Write out the full listing exactly as given, minus the images.
----------
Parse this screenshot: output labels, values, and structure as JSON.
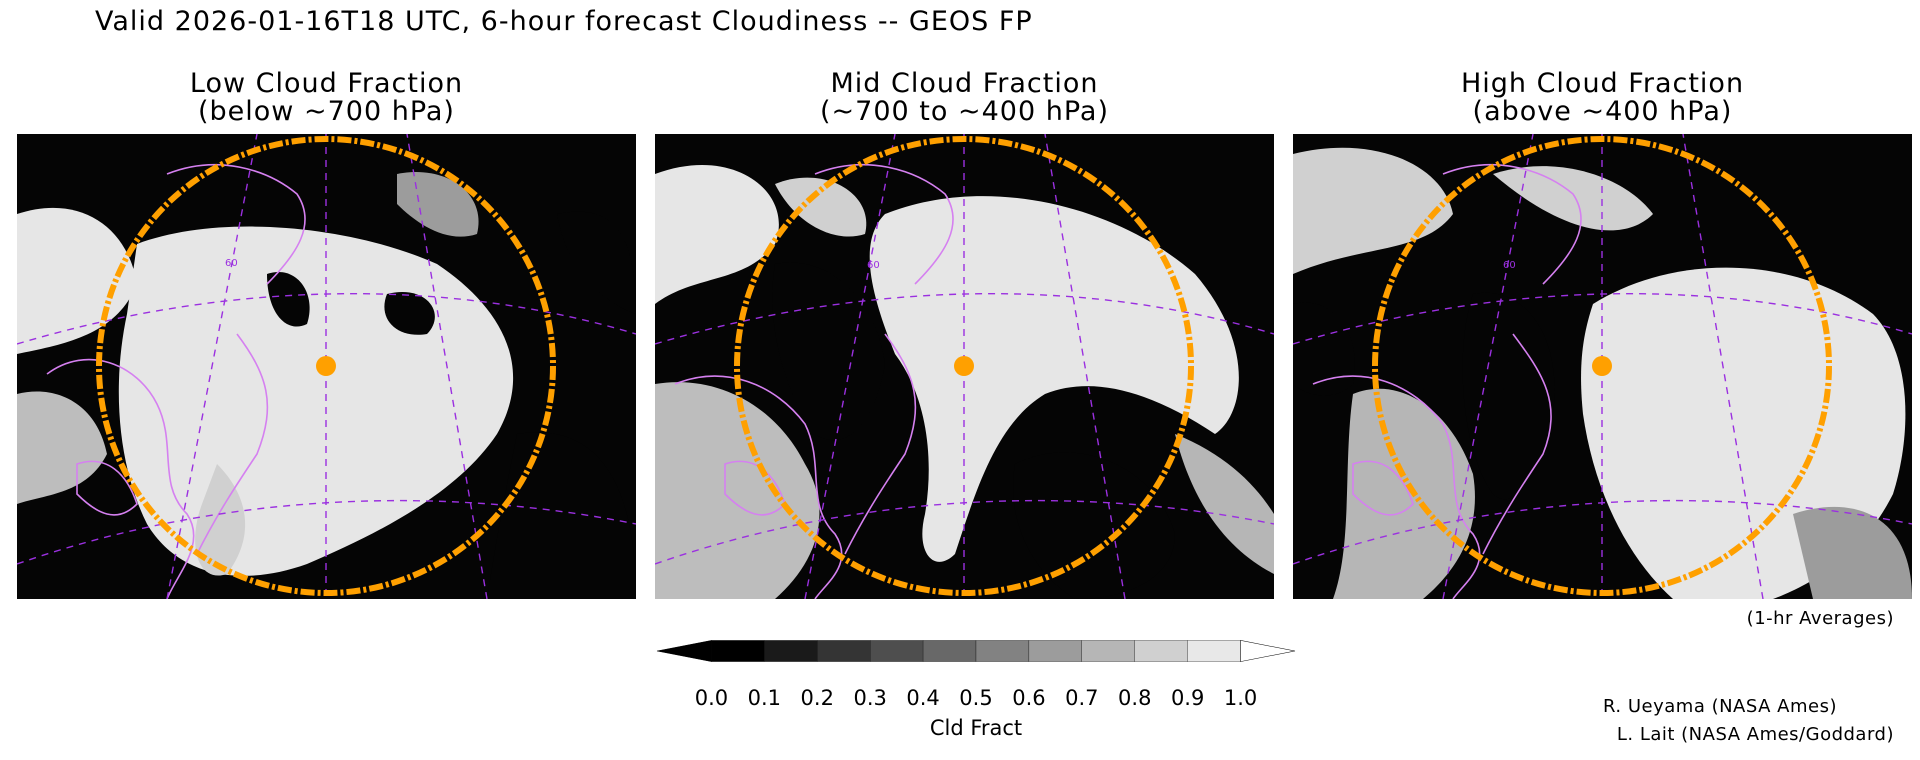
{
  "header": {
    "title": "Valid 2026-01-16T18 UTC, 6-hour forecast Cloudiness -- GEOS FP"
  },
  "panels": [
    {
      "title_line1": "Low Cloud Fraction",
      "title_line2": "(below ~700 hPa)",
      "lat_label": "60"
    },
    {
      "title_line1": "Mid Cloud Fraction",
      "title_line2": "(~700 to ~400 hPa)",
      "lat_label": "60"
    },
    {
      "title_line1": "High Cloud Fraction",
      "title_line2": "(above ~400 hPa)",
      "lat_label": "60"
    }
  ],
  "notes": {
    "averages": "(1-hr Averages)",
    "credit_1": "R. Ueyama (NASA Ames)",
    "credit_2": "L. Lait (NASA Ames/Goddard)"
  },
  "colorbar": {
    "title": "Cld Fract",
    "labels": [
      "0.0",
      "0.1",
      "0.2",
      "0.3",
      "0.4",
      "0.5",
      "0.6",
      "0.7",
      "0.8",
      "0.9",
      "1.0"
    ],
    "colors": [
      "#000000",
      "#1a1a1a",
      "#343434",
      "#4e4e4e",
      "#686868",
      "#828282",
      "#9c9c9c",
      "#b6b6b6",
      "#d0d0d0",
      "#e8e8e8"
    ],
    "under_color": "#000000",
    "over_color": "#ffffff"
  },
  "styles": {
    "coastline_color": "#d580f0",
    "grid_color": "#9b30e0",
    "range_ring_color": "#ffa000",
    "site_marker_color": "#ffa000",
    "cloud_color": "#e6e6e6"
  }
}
----------
- **Answer for the task**:
Parse this screenshot: output labels, values, and structure as JSON.
{
  "header": {
    "title": "Valid 2026-01-16T18 UTC, 6-hour forecast Cloudiness -- GEOS FP"
  },
  "panels": [
    {
      "title_line1": "Low Cloud Fraction",
      "title_line2": "(below ~700 hPa)",
      "lat_label": "60"
    },
    {
      "title_line1": "Mid Cloud Fraction",
      "title_line2": "(~700 to ~400 hPa)",
      "lat_label": "60"
    },
    {
      "title_line1": "High Cloud Fraction",
      "title_line2": "(above ~400 hPa)",
      "lat_label": "60"
    }
  ],
  "notes": {
    "averages": "(1-hr Averages)",
    "credit_1": "R. Ueyama (NASA Ames)",
    "credit_2": "L. Lait (NASA Ames/Goddard)"
  },
  "colorbar": {
    "title": "Cld Fract",
    "labels": [
      "0.0",
      "0.1",
      "0.2",
      "0.3",
      "0.4",
      "0.5",
      "0.6",
      "0.7",
      "0.8",
      "0.9",
      "1.0"
    ],
    "colors": [
      "#000000",
      "#1a1a1a",
      "#343434",
      "#4e4e4e",
      "#686868",
      "#828282",
      "#9c9c9c",
      "#b6b6b6",
      "#d0d0d0",
      "#e8e8e8"
    ],
    "under_color": "#000000",
    "over_color": "#ffffff"
  },
  "styles": {
    "coastline_color": "#d580f0",
    "grid_color": "#9b30e0",
    "range_ring_color": "#ffa000",
    "site_marker_color": "#ffa000",
    "cloud_color": "#e6e6e6"
  }
}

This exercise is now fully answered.